→ Data records:
◇ ◇ ◇ ◇ ◇ ◇ ◇
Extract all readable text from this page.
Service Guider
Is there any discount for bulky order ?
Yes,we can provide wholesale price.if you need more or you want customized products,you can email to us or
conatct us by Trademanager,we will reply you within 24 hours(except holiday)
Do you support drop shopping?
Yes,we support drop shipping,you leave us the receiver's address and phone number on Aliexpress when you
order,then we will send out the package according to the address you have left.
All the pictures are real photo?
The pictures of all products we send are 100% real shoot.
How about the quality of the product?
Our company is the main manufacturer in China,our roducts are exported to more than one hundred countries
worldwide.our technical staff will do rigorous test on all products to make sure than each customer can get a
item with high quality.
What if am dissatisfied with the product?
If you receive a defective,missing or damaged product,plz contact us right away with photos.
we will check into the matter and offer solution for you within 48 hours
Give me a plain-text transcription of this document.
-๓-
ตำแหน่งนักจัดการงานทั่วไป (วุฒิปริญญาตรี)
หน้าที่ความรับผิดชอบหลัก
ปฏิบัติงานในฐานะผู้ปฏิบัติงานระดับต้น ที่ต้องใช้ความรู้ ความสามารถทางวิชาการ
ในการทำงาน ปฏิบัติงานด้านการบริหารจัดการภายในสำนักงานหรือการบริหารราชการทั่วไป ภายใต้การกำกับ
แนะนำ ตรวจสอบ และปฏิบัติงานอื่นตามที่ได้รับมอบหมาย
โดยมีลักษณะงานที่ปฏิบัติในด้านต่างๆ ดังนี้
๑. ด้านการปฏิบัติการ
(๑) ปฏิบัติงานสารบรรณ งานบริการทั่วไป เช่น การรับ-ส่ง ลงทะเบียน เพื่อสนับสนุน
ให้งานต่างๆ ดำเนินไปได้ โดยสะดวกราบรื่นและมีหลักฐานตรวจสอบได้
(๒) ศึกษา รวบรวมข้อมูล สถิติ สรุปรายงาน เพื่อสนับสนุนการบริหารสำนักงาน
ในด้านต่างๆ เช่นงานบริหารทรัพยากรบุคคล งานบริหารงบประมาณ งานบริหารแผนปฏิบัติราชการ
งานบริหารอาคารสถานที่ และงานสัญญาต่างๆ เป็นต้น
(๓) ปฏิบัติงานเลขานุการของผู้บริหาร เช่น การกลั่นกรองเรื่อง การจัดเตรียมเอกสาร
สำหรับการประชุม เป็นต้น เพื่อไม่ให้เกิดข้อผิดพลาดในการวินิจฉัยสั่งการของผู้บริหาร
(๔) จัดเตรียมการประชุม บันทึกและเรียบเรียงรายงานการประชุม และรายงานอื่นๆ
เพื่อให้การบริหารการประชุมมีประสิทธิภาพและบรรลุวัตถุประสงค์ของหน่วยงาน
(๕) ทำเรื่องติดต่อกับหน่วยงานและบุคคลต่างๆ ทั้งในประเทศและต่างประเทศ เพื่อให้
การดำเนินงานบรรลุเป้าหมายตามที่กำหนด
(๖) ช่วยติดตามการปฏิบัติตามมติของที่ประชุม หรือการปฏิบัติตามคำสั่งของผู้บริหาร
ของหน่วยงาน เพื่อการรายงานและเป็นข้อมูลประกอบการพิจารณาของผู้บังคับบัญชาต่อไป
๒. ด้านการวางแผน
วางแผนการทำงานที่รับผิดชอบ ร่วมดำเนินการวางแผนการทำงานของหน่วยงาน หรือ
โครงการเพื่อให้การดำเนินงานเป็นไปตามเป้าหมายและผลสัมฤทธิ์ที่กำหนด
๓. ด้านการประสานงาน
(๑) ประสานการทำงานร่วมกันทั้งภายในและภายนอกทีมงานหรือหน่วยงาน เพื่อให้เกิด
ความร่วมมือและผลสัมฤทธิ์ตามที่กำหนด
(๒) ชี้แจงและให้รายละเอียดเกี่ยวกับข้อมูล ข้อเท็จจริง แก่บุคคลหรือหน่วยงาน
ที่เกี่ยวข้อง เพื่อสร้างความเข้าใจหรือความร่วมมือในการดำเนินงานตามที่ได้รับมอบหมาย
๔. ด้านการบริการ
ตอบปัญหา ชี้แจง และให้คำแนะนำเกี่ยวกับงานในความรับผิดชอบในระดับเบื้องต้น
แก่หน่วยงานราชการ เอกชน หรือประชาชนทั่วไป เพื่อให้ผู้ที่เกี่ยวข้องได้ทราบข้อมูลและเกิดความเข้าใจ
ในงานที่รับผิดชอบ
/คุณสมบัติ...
◇ ◇ ◇ ◇ ◇ ◇ ◇
→ AIM OF THE TASK: Every line in the data that holds "กำหนด" should be copied out.

→ OUTPUT BELOW:
การดำเนินงานบรรลุเป้าหมายตามที่กำหนด
โครงการเพื่อให้การดำเนินงานเป็นไปตามเป้าหมายและผลสัมฤทธิ์ที่กำหนด
ความร่วมมือและผลสัมฤทธิ์ตามที่กำหนด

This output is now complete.